### What the task asks
Render every entry exactly as it appears.

Items listed in a dataset:
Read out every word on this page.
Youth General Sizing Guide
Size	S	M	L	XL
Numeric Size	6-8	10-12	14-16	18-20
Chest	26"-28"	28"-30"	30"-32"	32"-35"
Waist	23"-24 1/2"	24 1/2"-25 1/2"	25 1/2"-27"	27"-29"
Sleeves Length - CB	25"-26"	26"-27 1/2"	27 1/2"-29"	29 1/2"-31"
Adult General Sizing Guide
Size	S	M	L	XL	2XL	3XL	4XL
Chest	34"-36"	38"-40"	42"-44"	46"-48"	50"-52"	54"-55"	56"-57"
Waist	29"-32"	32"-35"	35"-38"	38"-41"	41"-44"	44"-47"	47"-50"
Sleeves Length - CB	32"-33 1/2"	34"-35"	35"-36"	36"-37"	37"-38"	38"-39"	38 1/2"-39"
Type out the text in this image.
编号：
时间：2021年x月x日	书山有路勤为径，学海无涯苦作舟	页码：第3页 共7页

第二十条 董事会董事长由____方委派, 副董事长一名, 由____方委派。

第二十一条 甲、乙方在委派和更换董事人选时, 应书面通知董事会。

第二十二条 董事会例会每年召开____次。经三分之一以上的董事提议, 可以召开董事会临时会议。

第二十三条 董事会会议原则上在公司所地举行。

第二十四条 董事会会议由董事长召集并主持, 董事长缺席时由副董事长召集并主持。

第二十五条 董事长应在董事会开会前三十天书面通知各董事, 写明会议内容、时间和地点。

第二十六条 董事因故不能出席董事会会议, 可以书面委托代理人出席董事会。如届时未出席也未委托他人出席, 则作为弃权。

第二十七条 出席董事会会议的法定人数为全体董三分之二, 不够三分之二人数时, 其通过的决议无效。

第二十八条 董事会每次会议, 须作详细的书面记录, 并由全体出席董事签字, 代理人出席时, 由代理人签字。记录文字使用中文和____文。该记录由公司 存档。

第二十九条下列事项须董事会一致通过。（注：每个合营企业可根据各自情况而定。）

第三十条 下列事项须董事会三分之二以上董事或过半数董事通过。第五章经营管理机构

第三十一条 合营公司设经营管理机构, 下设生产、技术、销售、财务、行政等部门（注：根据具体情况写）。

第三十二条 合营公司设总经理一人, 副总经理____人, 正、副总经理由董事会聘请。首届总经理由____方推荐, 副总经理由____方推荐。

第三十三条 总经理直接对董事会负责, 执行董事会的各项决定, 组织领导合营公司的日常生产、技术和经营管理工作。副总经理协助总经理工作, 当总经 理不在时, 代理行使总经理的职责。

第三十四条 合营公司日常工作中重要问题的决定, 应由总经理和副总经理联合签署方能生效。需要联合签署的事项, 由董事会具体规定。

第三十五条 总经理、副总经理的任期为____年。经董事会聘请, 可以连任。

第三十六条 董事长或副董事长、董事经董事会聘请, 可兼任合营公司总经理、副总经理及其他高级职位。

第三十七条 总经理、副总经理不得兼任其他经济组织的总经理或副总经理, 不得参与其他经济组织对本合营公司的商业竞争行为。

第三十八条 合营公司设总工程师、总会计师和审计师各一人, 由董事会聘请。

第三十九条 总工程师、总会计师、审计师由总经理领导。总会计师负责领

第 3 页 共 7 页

### Completed exercise
Read out every word on this page.
Youth General Sizing Guide
Size	S	M	L	XL
Numeric Size	6-8	10-12	14-16	18-20
Chest	26"-28"	28"-30"	30"-32"	32"-35"
Waist	23"-24 1/2"	24 1/2"-25 1/2"	25 1/2"-27"	27"-29"
Sleeves Length - CB	25"-26"	26"-27 1/2"	27 1/2"-29"	29 1/2"-31"
Adult General Sizing Guide
Size	S	M	L	XL	2XL	3XL	4XL
Chest	34"-36"	38"-40"	42"-44"	46"-48"	50"-52"	54"-55"	56"-57"
Waist	29"-32"	32"-35"	35"-38"	38"-41"	41"-44"	44"-47"	47"-50"
Sleeves Length - CB	32"-33 1/2"	34"-35"	35"-36"	36"-37"	37"-38"	38"-39"	38 1/2"-39"
Type out the text in this image.
编号：
时间：2021年x月x日	书山有路勤为径，学海无涯苦作舟	页码：第3页 共7页

第二十条 董事会董事长由____方委派, 副董事长一名, 由____方委派。

第二十一条 甲、乙方在委派和更换董事人选时, 应书面通知董事会。

第二十二条 董事会例会每年召开____次。经三分之一以上的董事提议, 可以召开董事会临时会议。

第二十三条 董事会会议原则上在公司所地举行。

第二十四条 董事会会议由董事长召集并主持, 董事长缺席时由副董事长召集并主持。

第二十五条 董事长应在董事会开会前三十天书面通知各董事, 写明会议内容、时间和地点。

第二十六条 董事因故不能出席董事会会议, 可以书面委托代理人出席董事会。如届时未出席也未委托他人出席, 则作为弃权。

第二十七条 出席董事会会议的法定人数为全体董三分之二, 不够三分之二人数时, 其通过的决议无效。

第二十八条 董事会每次会议, 须作详细的书面记录, 并由全体出席董事签字, 代理人出席时, 由代理人签字。记录文字使用中文和____文。该记录由公司 存档。

第二十九条下列事项须董事会一致通过。（注：每个合营企业可根据各自情况而定。）

第三十条 下列事项须董事会三分之二以上董事或过半数董事通过。第五章经营管理机构

第三十一条 合营公司设经营管理机构, 下设生产、技术、销售、财务、行政等部门（注：根据具体情况写）。

第三十二条 合营公司设总经理一人, 副总经理____人, 正、副总经理由董事会聘请。首届总经理由____方推荐, 副总经理由____方推荐。

第三十三条 总经理直接对董事会负责, 执行董事会的各项决定, 组织领导合营公司的日常生产、技术和经营管理工作。副总经理协助总经理工作, 当总经 理不在时, 代理行使总经理的职责。

第三十四条 合营公司日常工作中重要问题的决定, 应由总经理和副总经理联合签署方能生效。需要联合签署的事项, 由董事会具体规定。

第三十五条 总经理、副总经理的任期为____年。经董事会聘请, 可以连任。

第三十六条 董事长或副董事长、董事经董事会聘请, 可兼任合营公司总经理、副总经理及其他高级职位。

第三十七条 总经理、副总经理不得兼任其他经济组织的总经理或副总经理, 不得参与其他经济组织对本合营公司的商业竞争行为。

第三十八条 合营公司设总工程师、总会计师和审计师各一人, 由董事会聘请。

第三十九条 总工程师、总会计师、审计师由总经理领导。总会计师负责领

第 3 页 共 7 页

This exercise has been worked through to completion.